== SECCIÓN DEL DOCUMENTO ==

De Pío IX al perdón de la Iglesia.
¿Por qué los eclesiásticos de la Iglesia católica española que se dedican a la investigación histórica sobre la propia institución -y los hay rigurosos y documen-tados- no han reflexionado lo suficiente sobre el anticlericalismo en la España contemporánea? Han buceado en muy diferentes archivos haciendo sus interpretaciones sobre distintos aspectos en los que se ha envuelto la historia de la Iglesia y han contribuido a esclarecer muchas cuestiones de su propia historia o sobre otros temas: el padre Batllori es un paradigma significativo de un quehacer historiográfico. Pero no han abordado, en general, el tema del anticlericalismo en España que ha quedado marginado. En todo caso, se han limitado a lugares comunes o han obviado una realidad que desde dentro pudiera parecer espinosa.Sin embargo, en los últimos años numerosos historiadores universitarios han hecho del anticlericalismo materia de investigación (véase la revista Ayer, 'El anticlericalismo', editada por Rafael Cruz). Desde principios del siglo XIX hubo acontecimientos que marcaron la historia contemporánea española. Podríamos, incluso, citar el 17 de julio de 1834 como la fecha de inicio de la reacción popular contra el clero: en el motín de Madrid, como ha expuesto Manuel Santiso en Historia social, perdieron la vida alrededor de ochenta frailes apaleados por una multitud que los acusaba de haber provocado el cólera que se extendía por la capital del Reino envenenando las fuentes de abastecimiento de agua.
Liberales de todo signo, republicanos de cualquier tendencia, socialistas, anarquistas, anarcosincalistas, comunistas, han incurrido en el anticlericalismo como práctica política hasta la guerra civil de 1936. Las variables de este anticlericalismo han sido múltiples, pero fundamentalmente se han centrado en el comportamiento de la Iglesia católica en relación al control social que mantenía en la sociedad española. Libros como La Regenta o la representación de Electra de Pérez Galdós a principios del XX son dos testimonios de ese ambiente contra los modos de hacer de la Iglesia. No es un anticlericalismo que discuta el dogma, no entra en cuestiones de contenido religioso, salvo en algunas pocas publicaciones anarquistas (recuérdese el opúsculo de Sebastián Faure Las doce pruebas de la inexistencia de Dios, que tuvo cierta difusión en los medios obreros). Lo que se criticaba es la forma en que se produce el control ideológico, político y social en una sociedad atrasada intelectualmente y de qué forma sirve para ejercer una influencia significativa en la vida española al lado de los detentadores del poder político o económico. Algunos interpretan la raíz de esta actitud en la desamortización iniciada por Mendizábal que dejó a la Iglesia escuálida de bienes terrenales.

===

TAREA:
Responde, por favor, a estas preguntas sobre el texto del anticlericalismo en España:
1. ¿Qué fecha se propone como inicio de la reacción popular contra el clero?
2. ¿Cuántos frailes murieron aproximadamente en el motín de Madrid?
3. ¿Quién inició la desamortización que dejó a la Iglesia escuálida de bienes terrenales?

== ENTRADAS DEL LISTADO ==

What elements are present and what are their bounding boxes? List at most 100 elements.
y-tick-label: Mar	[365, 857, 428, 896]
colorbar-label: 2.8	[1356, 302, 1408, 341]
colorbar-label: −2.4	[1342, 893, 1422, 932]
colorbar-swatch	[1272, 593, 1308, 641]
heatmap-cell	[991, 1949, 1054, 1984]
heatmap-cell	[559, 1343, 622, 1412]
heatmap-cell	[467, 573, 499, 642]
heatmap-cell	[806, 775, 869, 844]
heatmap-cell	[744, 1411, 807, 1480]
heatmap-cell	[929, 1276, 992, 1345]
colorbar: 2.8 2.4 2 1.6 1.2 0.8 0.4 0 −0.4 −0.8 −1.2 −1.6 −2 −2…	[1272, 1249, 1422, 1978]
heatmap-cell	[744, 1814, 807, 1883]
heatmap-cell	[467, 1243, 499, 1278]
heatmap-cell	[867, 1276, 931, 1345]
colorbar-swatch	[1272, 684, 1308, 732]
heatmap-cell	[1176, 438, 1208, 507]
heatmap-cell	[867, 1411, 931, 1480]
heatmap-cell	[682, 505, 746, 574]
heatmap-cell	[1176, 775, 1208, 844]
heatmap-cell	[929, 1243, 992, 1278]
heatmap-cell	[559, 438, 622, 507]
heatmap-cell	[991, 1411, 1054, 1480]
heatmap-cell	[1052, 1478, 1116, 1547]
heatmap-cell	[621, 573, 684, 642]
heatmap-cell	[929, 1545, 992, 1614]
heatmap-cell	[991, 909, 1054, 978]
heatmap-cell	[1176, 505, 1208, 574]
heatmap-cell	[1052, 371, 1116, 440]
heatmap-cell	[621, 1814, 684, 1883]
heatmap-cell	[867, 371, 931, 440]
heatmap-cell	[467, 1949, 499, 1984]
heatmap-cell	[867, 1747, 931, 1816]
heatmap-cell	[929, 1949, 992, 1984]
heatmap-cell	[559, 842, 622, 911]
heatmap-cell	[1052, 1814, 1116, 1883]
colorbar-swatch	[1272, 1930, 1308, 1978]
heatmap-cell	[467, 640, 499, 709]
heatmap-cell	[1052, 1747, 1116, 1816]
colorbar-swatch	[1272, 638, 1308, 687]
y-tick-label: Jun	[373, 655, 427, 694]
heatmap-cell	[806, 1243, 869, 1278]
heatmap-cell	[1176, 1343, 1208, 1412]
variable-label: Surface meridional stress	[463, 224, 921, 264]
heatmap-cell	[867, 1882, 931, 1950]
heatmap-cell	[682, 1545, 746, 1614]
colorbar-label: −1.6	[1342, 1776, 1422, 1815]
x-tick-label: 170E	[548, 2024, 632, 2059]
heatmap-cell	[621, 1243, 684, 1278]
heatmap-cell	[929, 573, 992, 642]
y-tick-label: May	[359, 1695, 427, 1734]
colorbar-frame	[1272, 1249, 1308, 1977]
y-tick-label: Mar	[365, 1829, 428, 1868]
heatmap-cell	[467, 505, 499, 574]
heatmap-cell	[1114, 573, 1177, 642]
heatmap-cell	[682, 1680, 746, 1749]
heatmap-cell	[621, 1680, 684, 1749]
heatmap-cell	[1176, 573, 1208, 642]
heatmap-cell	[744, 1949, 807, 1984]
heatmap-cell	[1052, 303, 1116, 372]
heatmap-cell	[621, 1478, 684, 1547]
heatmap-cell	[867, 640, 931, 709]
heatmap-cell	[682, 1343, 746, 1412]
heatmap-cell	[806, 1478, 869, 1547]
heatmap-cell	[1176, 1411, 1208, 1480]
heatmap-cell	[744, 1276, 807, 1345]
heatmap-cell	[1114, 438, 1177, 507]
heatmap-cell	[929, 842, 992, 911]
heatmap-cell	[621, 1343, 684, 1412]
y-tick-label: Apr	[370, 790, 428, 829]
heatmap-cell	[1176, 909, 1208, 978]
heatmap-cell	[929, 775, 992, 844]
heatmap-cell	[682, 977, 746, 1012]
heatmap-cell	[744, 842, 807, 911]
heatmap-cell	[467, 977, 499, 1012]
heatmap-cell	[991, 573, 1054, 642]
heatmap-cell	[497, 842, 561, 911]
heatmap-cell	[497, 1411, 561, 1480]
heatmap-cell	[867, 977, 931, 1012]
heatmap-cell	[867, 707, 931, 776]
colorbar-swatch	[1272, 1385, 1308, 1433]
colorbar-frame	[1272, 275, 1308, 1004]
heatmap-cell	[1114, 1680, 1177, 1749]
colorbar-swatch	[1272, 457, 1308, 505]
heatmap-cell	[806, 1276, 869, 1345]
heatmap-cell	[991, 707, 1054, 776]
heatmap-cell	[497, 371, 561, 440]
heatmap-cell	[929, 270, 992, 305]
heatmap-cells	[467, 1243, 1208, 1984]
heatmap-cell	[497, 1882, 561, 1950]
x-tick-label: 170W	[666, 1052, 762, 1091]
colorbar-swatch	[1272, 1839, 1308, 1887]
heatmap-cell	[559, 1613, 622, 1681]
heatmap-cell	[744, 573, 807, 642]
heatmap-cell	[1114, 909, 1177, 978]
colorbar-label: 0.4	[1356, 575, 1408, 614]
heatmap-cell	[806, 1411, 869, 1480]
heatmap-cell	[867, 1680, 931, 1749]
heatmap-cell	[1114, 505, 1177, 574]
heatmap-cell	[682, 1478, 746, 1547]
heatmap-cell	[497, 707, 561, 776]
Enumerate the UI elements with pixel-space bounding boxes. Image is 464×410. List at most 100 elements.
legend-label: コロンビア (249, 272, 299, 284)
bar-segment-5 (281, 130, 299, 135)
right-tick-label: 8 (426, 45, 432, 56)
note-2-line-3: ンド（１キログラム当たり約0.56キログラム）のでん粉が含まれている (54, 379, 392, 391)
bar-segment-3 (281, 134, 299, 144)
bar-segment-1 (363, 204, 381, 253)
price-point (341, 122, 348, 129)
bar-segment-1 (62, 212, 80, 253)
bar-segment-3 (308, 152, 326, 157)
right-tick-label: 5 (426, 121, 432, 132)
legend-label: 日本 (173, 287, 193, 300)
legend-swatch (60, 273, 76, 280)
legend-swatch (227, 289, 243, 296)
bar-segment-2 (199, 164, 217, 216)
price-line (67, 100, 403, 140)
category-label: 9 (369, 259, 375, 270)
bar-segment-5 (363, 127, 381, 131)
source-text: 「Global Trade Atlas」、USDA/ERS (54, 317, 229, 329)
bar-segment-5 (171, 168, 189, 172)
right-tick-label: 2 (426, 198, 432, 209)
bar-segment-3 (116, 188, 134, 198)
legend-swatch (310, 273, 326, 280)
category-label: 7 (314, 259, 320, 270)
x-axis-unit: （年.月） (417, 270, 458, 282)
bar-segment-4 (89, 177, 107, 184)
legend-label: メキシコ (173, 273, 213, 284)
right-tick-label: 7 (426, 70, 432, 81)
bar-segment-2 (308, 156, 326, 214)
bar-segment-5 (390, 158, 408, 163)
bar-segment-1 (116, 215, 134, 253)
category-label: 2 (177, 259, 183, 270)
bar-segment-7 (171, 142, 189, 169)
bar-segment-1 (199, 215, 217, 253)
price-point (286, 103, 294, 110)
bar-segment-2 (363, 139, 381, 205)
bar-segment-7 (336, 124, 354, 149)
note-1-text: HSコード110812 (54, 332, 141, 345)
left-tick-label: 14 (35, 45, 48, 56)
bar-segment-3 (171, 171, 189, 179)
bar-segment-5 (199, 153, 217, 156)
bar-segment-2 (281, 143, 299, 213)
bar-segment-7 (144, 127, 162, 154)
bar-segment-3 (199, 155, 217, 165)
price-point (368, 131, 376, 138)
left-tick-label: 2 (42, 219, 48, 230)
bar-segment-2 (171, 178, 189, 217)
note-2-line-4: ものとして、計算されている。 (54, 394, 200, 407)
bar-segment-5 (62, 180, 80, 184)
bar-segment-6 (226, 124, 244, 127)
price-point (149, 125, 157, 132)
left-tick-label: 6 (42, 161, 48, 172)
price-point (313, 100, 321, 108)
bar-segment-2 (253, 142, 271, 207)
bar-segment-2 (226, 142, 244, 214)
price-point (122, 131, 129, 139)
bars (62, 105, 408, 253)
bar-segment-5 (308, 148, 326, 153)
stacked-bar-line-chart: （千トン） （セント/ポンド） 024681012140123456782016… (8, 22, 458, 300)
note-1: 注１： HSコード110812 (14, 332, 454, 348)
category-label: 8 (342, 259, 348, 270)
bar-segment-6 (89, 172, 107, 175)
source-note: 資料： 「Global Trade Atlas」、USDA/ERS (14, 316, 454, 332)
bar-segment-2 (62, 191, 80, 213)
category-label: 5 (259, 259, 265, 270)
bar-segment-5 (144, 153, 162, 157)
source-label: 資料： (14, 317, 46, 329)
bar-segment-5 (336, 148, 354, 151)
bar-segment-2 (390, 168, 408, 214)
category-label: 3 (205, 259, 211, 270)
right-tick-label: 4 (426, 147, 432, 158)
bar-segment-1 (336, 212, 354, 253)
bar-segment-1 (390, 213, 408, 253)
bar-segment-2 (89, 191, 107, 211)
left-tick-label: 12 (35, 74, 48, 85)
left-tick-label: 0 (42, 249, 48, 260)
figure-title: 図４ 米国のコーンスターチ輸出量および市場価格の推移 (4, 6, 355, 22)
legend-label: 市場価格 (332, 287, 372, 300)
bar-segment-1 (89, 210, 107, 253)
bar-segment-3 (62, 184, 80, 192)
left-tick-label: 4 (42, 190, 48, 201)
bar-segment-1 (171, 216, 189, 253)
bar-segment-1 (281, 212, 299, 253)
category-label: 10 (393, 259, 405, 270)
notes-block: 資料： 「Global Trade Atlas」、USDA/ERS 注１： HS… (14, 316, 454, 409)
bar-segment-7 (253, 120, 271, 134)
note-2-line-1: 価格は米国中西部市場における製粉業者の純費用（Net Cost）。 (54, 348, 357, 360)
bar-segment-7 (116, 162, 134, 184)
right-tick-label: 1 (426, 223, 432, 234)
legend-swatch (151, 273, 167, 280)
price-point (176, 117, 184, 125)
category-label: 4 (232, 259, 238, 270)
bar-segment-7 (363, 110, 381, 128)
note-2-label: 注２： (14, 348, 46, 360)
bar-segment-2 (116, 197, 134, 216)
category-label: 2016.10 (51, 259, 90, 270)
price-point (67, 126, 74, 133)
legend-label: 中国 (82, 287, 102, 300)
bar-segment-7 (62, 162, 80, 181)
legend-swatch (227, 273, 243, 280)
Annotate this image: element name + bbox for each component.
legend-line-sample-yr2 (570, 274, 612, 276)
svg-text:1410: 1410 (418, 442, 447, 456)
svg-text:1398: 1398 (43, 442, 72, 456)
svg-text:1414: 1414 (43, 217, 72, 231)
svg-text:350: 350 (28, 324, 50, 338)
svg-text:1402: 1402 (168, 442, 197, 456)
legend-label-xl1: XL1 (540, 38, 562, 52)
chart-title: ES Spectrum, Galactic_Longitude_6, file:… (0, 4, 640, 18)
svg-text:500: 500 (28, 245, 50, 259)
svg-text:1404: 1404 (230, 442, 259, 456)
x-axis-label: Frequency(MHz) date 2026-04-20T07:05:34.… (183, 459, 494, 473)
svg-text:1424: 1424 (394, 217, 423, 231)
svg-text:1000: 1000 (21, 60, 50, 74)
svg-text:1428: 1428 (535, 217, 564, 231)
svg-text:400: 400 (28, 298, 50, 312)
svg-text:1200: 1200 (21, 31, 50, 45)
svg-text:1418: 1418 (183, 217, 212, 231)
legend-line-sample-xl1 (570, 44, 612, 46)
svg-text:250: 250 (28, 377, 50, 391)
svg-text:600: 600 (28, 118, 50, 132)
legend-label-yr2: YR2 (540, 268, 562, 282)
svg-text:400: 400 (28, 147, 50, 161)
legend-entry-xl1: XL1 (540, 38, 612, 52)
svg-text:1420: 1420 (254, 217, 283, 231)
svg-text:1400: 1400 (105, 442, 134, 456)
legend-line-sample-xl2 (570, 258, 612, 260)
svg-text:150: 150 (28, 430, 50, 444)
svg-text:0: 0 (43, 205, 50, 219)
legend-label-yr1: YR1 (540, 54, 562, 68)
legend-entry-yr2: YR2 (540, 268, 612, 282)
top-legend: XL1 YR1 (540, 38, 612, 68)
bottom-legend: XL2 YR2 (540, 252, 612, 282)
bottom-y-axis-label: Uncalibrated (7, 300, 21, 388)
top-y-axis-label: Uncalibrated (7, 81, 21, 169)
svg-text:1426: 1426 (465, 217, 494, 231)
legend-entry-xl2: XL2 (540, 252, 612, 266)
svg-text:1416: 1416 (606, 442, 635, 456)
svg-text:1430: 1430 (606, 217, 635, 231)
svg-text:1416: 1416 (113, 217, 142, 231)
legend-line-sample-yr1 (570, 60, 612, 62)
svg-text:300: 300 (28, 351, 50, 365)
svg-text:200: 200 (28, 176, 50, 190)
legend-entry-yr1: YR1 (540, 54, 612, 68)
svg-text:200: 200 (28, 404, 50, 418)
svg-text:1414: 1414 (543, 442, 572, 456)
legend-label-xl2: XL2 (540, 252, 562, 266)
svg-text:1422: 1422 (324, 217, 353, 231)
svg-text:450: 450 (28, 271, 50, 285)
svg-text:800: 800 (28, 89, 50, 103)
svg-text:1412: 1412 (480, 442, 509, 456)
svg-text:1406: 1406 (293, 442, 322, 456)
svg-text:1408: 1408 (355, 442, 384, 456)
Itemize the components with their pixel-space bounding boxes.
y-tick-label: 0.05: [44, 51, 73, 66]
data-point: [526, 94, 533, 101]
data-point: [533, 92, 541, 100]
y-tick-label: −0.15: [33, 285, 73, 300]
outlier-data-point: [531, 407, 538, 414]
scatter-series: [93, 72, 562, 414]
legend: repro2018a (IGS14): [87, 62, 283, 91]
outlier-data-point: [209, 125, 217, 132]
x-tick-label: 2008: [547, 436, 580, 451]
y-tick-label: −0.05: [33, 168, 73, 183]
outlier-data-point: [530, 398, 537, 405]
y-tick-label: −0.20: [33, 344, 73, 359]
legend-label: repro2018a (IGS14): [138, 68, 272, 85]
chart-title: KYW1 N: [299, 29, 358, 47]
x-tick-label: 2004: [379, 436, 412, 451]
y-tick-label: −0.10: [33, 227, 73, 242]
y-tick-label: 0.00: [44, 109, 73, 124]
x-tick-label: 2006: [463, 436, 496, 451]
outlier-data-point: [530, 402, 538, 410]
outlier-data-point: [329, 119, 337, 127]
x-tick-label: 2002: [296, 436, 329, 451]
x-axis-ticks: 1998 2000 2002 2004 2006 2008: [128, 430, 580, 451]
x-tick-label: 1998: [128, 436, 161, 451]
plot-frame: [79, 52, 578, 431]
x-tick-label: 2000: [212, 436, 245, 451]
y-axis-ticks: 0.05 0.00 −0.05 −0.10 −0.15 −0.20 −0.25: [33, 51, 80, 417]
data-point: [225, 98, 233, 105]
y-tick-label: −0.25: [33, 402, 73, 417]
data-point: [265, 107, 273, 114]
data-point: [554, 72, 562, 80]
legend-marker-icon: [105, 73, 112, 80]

===

RESPUESTA COMPLETA:
1. El 17 de julio de 1834.
2. Alrededor de ochenta.
3. Mendizábal.